----- Given records -----

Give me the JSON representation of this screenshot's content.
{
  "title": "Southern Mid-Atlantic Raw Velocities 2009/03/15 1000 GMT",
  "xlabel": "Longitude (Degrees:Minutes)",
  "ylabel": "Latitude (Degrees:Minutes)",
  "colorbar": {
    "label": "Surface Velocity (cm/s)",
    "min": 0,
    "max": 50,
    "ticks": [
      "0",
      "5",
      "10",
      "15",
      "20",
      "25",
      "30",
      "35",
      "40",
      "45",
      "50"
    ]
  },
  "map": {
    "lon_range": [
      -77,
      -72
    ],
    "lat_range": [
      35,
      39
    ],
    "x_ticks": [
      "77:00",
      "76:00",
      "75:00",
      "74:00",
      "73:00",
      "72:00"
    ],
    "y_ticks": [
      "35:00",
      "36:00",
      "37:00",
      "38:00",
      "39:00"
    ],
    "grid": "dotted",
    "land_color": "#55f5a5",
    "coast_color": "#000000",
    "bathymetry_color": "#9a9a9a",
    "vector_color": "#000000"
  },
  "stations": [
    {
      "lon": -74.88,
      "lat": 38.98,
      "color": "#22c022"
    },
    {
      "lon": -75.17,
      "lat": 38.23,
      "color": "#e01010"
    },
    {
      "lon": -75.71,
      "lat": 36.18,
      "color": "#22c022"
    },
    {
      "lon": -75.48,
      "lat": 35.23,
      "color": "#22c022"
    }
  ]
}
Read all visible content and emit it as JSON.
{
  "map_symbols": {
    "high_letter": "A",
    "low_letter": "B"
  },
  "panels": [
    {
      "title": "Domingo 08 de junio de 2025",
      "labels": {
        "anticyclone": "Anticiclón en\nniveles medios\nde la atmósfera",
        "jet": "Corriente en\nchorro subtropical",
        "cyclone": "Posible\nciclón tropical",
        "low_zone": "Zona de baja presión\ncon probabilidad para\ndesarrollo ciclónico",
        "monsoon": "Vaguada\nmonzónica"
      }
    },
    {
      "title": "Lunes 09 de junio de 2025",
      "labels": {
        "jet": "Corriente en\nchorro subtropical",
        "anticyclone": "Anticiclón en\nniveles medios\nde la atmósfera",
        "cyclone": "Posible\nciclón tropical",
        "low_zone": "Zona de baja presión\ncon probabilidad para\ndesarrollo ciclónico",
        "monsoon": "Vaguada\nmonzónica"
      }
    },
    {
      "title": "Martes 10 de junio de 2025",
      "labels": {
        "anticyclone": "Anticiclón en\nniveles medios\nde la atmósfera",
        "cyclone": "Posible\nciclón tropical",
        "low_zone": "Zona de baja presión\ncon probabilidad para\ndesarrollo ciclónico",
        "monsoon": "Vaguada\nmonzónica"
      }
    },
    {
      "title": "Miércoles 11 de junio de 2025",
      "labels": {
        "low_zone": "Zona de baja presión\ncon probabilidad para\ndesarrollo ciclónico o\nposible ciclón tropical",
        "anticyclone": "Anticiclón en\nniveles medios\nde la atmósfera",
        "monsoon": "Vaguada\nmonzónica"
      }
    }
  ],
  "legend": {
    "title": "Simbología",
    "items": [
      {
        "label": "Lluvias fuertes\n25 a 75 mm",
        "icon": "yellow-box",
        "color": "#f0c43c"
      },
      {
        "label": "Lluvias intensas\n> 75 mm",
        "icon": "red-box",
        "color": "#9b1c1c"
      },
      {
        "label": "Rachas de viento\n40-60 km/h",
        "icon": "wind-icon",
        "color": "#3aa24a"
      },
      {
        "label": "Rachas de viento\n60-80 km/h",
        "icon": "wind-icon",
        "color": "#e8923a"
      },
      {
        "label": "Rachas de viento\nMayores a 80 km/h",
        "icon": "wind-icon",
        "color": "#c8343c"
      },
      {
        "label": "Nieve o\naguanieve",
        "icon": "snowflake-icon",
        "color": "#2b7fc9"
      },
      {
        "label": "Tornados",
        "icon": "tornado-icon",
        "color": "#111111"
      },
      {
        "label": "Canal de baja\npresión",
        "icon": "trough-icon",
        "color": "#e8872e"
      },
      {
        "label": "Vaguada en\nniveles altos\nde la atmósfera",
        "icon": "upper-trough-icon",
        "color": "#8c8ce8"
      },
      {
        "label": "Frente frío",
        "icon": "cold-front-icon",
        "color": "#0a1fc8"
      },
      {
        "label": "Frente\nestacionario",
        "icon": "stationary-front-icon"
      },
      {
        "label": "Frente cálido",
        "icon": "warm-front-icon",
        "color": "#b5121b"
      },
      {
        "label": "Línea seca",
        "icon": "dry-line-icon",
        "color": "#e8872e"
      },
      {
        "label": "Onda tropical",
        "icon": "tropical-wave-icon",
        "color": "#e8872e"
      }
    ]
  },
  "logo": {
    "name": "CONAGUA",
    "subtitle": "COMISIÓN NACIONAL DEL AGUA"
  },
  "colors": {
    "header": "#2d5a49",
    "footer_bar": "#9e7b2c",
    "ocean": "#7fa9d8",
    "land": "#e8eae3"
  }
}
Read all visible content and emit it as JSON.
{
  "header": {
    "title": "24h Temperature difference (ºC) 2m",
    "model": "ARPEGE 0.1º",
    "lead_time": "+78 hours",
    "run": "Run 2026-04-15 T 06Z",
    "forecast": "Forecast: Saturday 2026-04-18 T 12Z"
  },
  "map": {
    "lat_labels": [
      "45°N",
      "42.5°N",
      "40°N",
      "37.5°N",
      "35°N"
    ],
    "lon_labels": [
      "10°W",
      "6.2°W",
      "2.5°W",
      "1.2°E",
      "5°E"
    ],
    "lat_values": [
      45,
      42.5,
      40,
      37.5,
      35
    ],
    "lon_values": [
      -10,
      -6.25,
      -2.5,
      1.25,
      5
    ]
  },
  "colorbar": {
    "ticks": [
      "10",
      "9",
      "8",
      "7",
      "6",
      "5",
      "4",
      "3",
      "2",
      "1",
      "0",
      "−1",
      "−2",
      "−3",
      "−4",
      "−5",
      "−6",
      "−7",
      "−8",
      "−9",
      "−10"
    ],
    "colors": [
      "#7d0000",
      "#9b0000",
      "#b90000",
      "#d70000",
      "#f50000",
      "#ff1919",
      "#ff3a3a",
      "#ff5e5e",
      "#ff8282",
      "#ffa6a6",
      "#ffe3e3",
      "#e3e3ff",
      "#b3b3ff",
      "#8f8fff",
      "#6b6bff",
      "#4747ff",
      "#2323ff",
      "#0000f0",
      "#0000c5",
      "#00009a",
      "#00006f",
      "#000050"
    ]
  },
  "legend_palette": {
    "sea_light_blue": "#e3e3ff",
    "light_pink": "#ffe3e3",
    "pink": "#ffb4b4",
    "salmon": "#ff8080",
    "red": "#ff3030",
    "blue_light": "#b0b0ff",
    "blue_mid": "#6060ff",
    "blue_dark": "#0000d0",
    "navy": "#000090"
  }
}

-----

Work to complete. Copy each line of the data above without altering a single character.

Task answer.
Give me the JSON representation of this screenshot's content.
{
  "title": "Southern Mid-Atlantic Raw Velocities 2009/03/15 1000 GMT",
  "xlabel": "Longitude (Degrees:Minutes)",
  "ylabel": "Latitude (Degrees:Minutes)",
  "colorbar": {
    "label": "Surface Velocity (cm/s)",
    "min": 0,
    "max": 50,
    "ticks": [
      "0",
      "5",
      "10",
      "15",
      "20",
      "25",
      "30",
      "35",
      "40",
      "45",
      "50"
    ]
  },
  "map": {
    "lon_range": [
      -77,
      -72
    ],
    "lat_range": [
      35,
      39
    ],
    "x_ticks": [
      "77:00",
      "76:00",
      "75:00",
      "74:00",
      "73:00",
      "72:00"
    ],
    "y_ticks": [
      "35:00",
      "36:00",
      "37:00",
      "38:00",
      "39:00"
    ],
    "grid": "dotted",
    "land_color": "#55f5a5",
    "coast_color": "#000000",
    "bathymetry_color": "#9a9a9a",
    "vector_color": "#000000"
  },
  "stations": [
    {
      "lon": -74.88,
      "lat": 38.98,
      "color": "#22c022"
    },
    {
      "lon": -75.17,
      "lat": 38.23,
      "color": "#e01010"
    },
    {
      "lon": -75.71,
      "lat": 36.18,
      "color": "#22c022"
    },
    {
      "lon": -75.48,
      "lat": 35.23,
      "color": "#22c022"
    }
  ]
}
Read all visible content and emit it as JSON.
{
  "map_symbols": {
    "high_letter": "A",
    "low_letter": "B"
  },
  "panels": [
    {
      "title": "Domingo 08 de junio de 2025",
      "labels": {
        "anticyclone": "Anticiclón en\nniveles medios\nde la atmósfera",
        "jet": "Corriente en\nchorro subtropical",
        "cyclone": "Posible\nciclón tropical",
        "low_zone": "Zona de baja presión\ncon probabilidad para\ndesarrollo ciclónico",
        "monsoon": "Vaguada\nmonzónica"
      }
    },
    {
      "title": "Lunes 09 de junio de 2025",
      "labels": {
        "jet": "Corriente en\nchorro subtropical",
        "anticyclone": "Anticiclón en\nniveles medios\nde la atmósfera",
        "cyclone": "Posible\nciclón tropical",
        "low_zone": "Zona de baja presión\ncon probabilidad para\ndesarrollo ciclónico",
        "monsoon": "Vaguada\nmonzónica"
      }
    },
    {
      "title": "Martes 10 de junio de 2025",
      "labels": {
        "anticyclone": "Anticiclón en\nniveles medios\nde la atmósfera",
        "cyclone": "Posible\nciclón tropical",
        "low_zone": "Zona de baja presión\ncon probabilidad para\ndesarrollo ciclónico",
        "monsoon": "Vaguada\nmonzónica"
      }
    },
    {
      "title": "Miércoles 11 de junio de 2025",
      "labels": {
        "low_zone": "Zona de baja presión\ncon probabilidad para\ndesarrollo ciclónico o\nposible ciclón tropical",
        "anticyclone": "Anticiclón en\nniveles medios\nde la atmósfera",
        "monsoon": "Vaguada\nmonzónica"
      }
    }
  ],
  "legend": {
    "title": "Simbología",
    "items": [
      {
        "label": "Lluvias fuertes\n25 a 75 mm",
        "icon": "yellow-box",
        "color": "#f0c43c"
      },
      {
        "label": "Lluvias intensas\n> 75 mm",
        "icon": "red-box",
        "color": "#9b1c1c"
      },
      {
        "label": "Rachas de viento\n40-60 km/h",
        "icon": "wind-icon",
        "color": "#3aa24a"
      },
      {
        "label": "Rachas de viento\n60-80 km/h",
        "icon": "wind-icon",
        "color": "#e8923a"
      },
      {
        "label": "Rachas de viento\nMayores a 80 km/h",
        "icon": "wind-icon",
        "color": "#c8343c"
      },
      {
        "label": "Nieve o\naguanieve",
        "icon": "snowflake-icon",
        "color": "#2b7fc9"
      },
      {
        "label": "Tornados",
        "icon": "tornado-icon",
        "color": "#111111"
      },
      {
        "label": "Canal de baja\npresión",
        "icon": "trough-icon",
        "color": "#e8872e"
      },
      {
        "label": "Vaguada en\nniveles altos\nde la atmósfera",
        "icon": "upper-trough-icon",
        "color": "#8c8ce8"
      },
      {
        "label": "Frente frío",
        "icon": "cold-front-icon",
        "color": "#0a1fc8"
      },
      {
        "label": "Frente\nestacionario",
        "icon": "stationary-front-icon"
      },
      {
        "label": "Frente cálido",
        "icon": "warm-front-icon",
        "color": "#b5121b"
      },
      {
        "label": "Línea seca",
        "icon": "dry-line-icon",
        "color": "#e8872e"
      },
      {
        "label": "Onda tropical",
        "icon": "tropical-wave-icon",
        "color": "#e8872e"
      }
    ]
  },
  "logo": {
    "name": "CONAGUA",
    "subtitle": "COMISIÓN NACIONAL DEL AGUA"
  },
  "colors": {
    "header": "#2d5a49",
    "footer_bar": "#9e7b2c",
    "ocean": "#7fa9d8",
    "land": "#e8eae3"
  }
}
Read all visible content and emit it as JSON.
{
  "header": {
    "title": "24h Temperature difference (ºC) 2m",
    "model": "ARPEGE 0.1º",
    "lead_time": "+78 hours",
    "run": "Run 2026-04-15 T 06Z",
    "forecast": "Forecast: Saturday 2026-04-18 T 12Z"
  },
  "map": {
    "lat_labels": [
      "45°N",
      "42.5°N",
      "40°N",
      "37.5°N",
      "35°N"
    ],
    "lon_labels": [
      "10°W",
      "6.2°W",
      "2.5°W",
      "1.2°E",
      "5°E"
    ],
    "lat_values": [
      45,
      42.5,
      40,
      37.5,
      35
    ],
    "lon_values": [
      -10,
      -6.25,
      -2.5,
      1.25,
      5
    ]
  },
  "colorbar": {
    "ticks": [
      "10",
      "9",
      "8",
      "7",
      "6",
      "5",
      "4",
      "3",
      "2",
      "1",
      "0",
      "−1",
      "−2",
      "−3",
      "−4",
      "−5",
      "−6",
      "−7",
      "−8",
      "−9",
      "−10"
    ],
    "colors": [
      "#7d0000",
      "#9b0000",
      "#b90000",
      "#d70000",
      "#f50000",
      "#ff1919",
      "#ff3a3a",
      "#ff5e5e",
      "#ff8282",
      "#ffa6a6",
      "#ffe3e3",
      "#e3e3ff",
      "#b3b3ff",
      "#8f8fff",
      "#6b6bff",
      "#4747ff",
      "#2323ff",
      "#0000f0",
      "#0000c5",
      "#00009a",
      "#00006f",
      "#000050"
    ]
  },
  "legend_palette": {
    "sea_light_blue": "#e3e3ff",
    "light_pink": "#ffe3e3",
    "pink": "#ffb4b4",
    "salmon": "#ff8080",
    "red": "#ff3030",
    "blue_light": "#b0b0ff",
    "blue_mid": "#6060ff",
    "blue_dark": "#0000d0",
    "navy": "#000090"
  }
}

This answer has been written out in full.